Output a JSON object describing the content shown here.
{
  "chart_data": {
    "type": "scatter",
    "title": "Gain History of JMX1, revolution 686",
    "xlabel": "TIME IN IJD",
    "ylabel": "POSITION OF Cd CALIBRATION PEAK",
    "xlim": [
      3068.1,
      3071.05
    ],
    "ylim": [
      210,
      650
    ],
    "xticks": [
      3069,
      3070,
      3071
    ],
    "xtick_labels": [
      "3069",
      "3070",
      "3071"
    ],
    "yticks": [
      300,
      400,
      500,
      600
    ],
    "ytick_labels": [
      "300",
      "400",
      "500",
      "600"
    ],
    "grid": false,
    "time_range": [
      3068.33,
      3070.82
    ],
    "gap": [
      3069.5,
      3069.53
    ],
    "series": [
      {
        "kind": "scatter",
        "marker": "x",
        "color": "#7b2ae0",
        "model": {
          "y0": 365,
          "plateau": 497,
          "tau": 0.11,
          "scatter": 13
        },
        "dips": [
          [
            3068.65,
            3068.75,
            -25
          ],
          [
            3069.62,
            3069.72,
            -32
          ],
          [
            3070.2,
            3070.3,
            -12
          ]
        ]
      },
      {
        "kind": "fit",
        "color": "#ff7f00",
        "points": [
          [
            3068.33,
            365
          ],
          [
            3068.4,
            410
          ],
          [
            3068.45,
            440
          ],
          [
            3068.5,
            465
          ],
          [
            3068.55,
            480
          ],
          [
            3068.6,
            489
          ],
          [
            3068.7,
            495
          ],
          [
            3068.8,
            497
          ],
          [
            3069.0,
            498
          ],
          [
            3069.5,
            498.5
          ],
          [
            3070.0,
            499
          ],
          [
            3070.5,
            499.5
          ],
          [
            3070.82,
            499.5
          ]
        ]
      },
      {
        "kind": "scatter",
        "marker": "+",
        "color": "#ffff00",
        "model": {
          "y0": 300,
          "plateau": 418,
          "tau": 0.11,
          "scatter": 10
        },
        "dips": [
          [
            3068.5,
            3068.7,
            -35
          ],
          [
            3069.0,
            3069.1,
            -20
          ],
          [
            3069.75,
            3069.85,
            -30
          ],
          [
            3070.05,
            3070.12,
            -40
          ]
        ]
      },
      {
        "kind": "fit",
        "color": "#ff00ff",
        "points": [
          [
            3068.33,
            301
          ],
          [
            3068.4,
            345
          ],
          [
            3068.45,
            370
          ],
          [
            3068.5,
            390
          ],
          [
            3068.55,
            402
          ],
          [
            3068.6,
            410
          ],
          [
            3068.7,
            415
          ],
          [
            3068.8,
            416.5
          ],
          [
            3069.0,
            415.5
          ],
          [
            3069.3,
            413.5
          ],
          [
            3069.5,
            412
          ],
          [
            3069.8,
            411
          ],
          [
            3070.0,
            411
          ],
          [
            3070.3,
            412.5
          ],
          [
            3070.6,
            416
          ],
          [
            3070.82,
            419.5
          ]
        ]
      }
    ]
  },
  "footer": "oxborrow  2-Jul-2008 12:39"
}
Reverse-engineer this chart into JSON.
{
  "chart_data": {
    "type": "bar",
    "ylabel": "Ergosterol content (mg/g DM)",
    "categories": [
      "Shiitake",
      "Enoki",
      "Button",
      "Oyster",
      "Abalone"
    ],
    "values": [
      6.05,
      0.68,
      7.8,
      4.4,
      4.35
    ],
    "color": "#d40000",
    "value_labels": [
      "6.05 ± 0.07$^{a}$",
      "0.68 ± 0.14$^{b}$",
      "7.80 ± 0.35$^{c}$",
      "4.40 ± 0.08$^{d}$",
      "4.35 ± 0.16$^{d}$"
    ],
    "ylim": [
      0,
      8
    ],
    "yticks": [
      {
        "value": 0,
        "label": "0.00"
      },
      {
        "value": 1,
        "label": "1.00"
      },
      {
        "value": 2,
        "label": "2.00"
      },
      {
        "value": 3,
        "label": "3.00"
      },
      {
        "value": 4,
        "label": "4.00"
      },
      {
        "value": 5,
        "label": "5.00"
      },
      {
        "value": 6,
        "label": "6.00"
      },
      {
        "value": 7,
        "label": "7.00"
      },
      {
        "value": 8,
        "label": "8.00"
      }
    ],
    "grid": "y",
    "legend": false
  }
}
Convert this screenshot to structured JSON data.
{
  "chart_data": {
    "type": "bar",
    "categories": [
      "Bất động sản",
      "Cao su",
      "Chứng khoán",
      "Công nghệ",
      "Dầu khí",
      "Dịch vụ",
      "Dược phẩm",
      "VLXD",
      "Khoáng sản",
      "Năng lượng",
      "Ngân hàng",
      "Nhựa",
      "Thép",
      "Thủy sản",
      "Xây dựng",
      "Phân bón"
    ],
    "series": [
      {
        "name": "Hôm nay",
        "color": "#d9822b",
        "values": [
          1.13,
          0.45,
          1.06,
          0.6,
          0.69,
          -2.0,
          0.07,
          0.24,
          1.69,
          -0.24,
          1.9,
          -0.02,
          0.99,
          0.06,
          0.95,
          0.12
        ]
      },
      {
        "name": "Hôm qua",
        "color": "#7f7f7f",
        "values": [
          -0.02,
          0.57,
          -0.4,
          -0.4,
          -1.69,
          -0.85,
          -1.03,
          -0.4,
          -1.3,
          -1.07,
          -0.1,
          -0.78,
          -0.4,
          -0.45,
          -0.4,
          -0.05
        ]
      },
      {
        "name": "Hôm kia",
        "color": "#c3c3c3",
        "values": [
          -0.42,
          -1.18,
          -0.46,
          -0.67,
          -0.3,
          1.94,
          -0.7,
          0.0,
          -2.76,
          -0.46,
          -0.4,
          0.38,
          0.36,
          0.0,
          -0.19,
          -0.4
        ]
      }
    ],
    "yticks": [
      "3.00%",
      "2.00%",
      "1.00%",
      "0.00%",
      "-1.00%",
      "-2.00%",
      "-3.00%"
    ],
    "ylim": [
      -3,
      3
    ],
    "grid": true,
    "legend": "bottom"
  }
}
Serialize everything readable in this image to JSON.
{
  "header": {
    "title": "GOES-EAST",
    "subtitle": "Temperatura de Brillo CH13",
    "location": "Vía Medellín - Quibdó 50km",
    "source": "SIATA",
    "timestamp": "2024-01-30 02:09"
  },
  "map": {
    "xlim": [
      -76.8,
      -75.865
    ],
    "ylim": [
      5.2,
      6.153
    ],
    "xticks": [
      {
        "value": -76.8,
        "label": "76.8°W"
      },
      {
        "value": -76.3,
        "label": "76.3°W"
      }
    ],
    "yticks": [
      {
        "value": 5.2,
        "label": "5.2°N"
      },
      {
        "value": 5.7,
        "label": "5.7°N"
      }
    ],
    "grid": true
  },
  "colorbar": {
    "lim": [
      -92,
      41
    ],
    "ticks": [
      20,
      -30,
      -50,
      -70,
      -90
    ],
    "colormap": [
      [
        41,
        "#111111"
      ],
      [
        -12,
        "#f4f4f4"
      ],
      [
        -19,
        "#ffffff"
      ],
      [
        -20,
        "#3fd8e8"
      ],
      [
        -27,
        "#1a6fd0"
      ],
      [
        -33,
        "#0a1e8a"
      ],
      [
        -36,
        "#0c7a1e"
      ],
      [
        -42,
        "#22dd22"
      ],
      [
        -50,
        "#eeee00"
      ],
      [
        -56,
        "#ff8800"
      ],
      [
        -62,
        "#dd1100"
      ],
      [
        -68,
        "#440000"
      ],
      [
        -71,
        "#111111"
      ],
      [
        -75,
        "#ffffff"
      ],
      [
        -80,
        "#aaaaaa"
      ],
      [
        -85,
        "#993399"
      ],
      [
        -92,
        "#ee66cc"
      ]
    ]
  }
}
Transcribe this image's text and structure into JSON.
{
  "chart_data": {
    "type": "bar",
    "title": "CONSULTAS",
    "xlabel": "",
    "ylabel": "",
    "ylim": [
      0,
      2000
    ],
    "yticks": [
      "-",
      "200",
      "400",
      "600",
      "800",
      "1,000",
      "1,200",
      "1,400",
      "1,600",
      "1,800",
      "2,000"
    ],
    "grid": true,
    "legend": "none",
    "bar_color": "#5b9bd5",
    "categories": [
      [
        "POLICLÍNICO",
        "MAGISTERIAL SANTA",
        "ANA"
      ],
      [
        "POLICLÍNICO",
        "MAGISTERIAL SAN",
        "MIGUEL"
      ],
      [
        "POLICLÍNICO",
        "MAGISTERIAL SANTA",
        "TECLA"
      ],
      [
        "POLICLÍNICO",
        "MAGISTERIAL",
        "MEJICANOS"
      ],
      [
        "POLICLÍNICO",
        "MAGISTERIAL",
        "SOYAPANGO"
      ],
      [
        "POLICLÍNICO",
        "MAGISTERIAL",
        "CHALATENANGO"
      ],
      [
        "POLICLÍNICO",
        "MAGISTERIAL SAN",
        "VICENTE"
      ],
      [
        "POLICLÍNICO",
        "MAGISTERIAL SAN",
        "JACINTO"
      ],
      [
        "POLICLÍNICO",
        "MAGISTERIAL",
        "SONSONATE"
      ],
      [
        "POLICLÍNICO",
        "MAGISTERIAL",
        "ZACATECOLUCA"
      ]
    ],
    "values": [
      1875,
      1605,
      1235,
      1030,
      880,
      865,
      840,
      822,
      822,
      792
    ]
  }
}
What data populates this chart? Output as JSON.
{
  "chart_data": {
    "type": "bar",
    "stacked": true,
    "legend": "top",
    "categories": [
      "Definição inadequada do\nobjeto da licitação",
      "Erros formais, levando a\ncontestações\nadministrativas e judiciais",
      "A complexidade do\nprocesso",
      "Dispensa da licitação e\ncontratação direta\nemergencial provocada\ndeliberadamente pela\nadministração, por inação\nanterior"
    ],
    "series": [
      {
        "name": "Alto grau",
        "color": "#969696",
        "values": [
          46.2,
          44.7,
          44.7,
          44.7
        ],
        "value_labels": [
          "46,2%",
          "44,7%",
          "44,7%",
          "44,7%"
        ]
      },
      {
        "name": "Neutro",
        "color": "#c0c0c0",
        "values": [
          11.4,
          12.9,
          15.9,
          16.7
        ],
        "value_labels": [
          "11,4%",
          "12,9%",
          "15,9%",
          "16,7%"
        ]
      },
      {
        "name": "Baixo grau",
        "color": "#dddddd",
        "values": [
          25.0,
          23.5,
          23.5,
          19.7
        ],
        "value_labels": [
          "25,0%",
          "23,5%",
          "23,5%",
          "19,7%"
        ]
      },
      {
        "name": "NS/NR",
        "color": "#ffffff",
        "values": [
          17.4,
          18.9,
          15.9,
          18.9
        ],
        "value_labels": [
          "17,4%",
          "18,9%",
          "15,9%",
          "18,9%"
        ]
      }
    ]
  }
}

Task to complete » Pick out and copy every line that contains the word "grid".

Solution below »
    "grid": false,
    "grid": "y",
    "grid": true,
    "grid": true
    "grid": true,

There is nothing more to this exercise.